EXERCISE: Copy each line below without leaving any out.

DATA PROVIDED:
————
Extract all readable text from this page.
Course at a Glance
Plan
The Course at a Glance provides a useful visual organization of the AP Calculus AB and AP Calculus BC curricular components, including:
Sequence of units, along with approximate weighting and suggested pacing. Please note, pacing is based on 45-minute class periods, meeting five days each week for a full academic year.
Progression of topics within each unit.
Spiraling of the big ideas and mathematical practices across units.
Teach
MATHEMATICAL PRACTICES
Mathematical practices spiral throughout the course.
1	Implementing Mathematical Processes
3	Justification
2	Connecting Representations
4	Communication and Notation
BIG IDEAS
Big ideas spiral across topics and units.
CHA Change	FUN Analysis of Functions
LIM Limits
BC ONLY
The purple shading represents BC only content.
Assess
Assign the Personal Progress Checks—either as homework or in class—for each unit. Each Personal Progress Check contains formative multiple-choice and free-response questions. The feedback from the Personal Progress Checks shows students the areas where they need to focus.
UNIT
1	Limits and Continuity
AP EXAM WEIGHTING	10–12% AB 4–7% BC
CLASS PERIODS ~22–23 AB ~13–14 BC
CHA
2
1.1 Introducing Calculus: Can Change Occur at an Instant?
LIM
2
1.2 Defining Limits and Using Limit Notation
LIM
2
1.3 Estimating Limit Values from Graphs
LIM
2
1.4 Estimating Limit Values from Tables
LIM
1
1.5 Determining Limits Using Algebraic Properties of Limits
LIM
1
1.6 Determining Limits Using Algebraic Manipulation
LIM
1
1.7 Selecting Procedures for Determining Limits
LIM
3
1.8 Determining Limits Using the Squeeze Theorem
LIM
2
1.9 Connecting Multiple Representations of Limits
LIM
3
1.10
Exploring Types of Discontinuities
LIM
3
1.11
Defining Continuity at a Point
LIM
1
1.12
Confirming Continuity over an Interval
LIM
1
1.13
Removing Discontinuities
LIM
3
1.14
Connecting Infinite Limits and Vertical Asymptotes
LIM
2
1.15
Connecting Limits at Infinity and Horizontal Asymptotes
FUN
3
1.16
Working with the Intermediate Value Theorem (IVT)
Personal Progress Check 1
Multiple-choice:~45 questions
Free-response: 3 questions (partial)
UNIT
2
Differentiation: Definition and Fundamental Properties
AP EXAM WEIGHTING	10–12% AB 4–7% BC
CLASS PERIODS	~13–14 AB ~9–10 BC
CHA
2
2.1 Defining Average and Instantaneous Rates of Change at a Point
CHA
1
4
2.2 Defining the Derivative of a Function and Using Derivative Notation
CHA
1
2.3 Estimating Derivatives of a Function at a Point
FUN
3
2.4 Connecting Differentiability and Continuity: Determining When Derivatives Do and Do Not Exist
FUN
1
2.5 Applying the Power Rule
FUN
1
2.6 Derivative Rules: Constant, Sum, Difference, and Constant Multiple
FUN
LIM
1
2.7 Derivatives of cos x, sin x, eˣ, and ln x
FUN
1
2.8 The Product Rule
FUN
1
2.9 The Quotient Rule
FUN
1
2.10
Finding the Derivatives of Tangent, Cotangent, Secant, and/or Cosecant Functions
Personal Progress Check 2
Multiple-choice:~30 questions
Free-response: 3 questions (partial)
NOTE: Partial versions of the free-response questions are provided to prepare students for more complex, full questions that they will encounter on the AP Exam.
————
RESULT OF THIS TASK:
Extract all readable text from this page.
Course at a Glance
Plan
The Course at a Glance provides a useful visual organization of the AP Calculus AB and AP Calculus BC curricular components, including:
Sequence of units, along with approximate weighting and suggested pacing. Please note, pacing is based on 45-minute class periods, meeting five days each week for a full academic year.
Progression of topics within each unit.
Spiraling of the big ideas and mathematical practices across units.
Teach
MATHEMATICAL PRACTICES
Mathematical practices spiral throughout the course.
1	Implementing Mathematical Processes
3	Justification
2	Connecting Representations
4	Communication and Notation
BIG IDEAS
Big ideas spiral across topics and units.
CHA Change	FUN Analysis of Functions
LIM Limits
BC ONLY
The purple shading represents BC only content.
Assess
Assign the Personal Progress Checks—either as homework or in class—for each unit. Each Personal Progress Check contains formative multiple-choice and free-response questions. The feedback from the Personal Progress Checks shows students the areas where they need to focus.
UNIT
1	Limits and Continuity
AP EXAM WEIGHTING	10–12% AB 4–7% BC
CLASS PERIODS ~22–23 AB ~13–14 BC
CHA
2
1.1 Introducing Calculus: Can Change Occur at an Instant?
LIM
2
1.2 Defining Limits and Using Limit Notation
LIM
2
1.3 Estimating Limit Values from Graphs
LIM
2
1.4 Estimating Limit Values from Tables
LIM
1
1.5 Determining Limits Using Algebraic Properties of Limits
LIM
1
1.6 Determining Limits Using Algebraic Manipulation
LIM
1
1.7 Selecting Procedures for Determining Limits
LIM
3
1.8 Determining Limits Using the Squeeze Theorem
LIM
2
1.9 Connecting Multiple Representations of Limits
LIM
3
1.10
Exploring Types of Discontinuities
LIM
3
1.11
Defining Continuity at a Point
LIM
1
1.12
Confirming Continuity over an Interval
LIM
1
1.13
Removing Discontinuities
LIM
3
1.14
Connecting Infinite Limits and Vertical Asymptotes
LIM
2
1.15
Connecting Limits at Infinity and Horizontal Asymptotes
FUN
3
1.16
Working with the Intermediate Value Theorem (IVT)
Personal Progress Check 1
Multiple-choice:~45 questions
Free-response: 3 questions (partial)
UNIT
2
Differentiation: Definition and Fundamental Properties
AP EXAM WEIGHTING	10–12% AB 4–7% BC
CLASS PERIODS	~13–14 AB ~9–10 BC
CHA
2
2.1 Defining Average and Instantaneous Rates of Change at a Point
CHA
1
4
2.2 Defining the Derivative of a Function and Using Derivative Notation
CHA
1
2.3 Estimating Derivatives of a Function at a Point
FUN
3
2.4 Connecting Differentiability and Continuity: Determining When Derivatives Do and Do Not Exist
FUN
1
2.5 Applying the Power Rule
FUN
1
2.6 Derivative Rules: Constant, Sum, Difference, and Constant Multiple
FUN
LIM
1
2.7 Derivatives of cos x, sin x, eˣ, and ln x
FUN
1
2.8 The Product Rule
FUN
1
2.9 The Quotient Rule
FUN
1
2.10
Finding the Derivatives of Tangent, Cotangent, Secant, and/or Cosecant Functions
Personal Progress Check 2
Multiple-choice:~30 questions
Free-response: 3 questions (partial)
NOTE: Partial versions of the free-response questions are provided to prepare students for more complex, full questions that they will encounter on the AP Exam.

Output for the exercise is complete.